(Figure dataset records)
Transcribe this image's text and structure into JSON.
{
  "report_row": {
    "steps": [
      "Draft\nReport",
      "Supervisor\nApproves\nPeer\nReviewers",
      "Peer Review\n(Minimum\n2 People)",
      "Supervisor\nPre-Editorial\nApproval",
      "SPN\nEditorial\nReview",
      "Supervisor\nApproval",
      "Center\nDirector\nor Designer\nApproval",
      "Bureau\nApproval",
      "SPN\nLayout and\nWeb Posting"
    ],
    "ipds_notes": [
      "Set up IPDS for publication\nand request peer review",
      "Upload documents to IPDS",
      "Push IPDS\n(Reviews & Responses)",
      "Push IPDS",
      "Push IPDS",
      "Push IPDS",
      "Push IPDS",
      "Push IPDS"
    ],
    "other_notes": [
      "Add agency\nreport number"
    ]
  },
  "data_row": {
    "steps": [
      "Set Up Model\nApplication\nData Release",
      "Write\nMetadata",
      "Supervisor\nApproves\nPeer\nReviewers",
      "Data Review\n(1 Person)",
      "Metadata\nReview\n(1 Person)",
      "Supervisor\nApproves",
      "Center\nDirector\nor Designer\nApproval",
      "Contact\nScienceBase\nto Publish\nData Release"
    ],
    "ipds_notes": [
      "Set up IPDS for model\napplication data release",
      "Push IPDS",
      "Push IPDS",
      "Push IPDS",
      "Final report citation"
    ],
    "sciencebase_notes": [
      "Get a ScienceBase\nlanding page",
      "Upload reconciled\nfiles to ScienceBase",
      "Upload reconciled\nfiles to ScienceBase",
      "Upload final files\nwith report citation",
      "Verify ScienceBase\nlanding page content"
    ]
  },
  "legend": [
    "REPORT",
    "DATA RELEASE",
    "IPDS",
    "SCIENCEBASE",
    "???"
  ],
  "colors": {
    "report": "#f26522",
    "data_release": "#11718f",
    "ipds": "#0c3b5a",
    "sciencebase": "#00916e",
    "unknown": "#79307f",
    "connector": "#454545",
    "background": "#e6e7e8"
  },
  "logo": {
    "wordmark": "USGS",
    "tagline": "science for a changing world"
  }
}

DIRECTIONS FOR THIS TASK: Working from the entries above, return all lines that contain "Person".

OUTPUT OF THE EXERCISE:
      "Data Review\n(1 Person)",
      "Metadata\nReview\n(1 Person)",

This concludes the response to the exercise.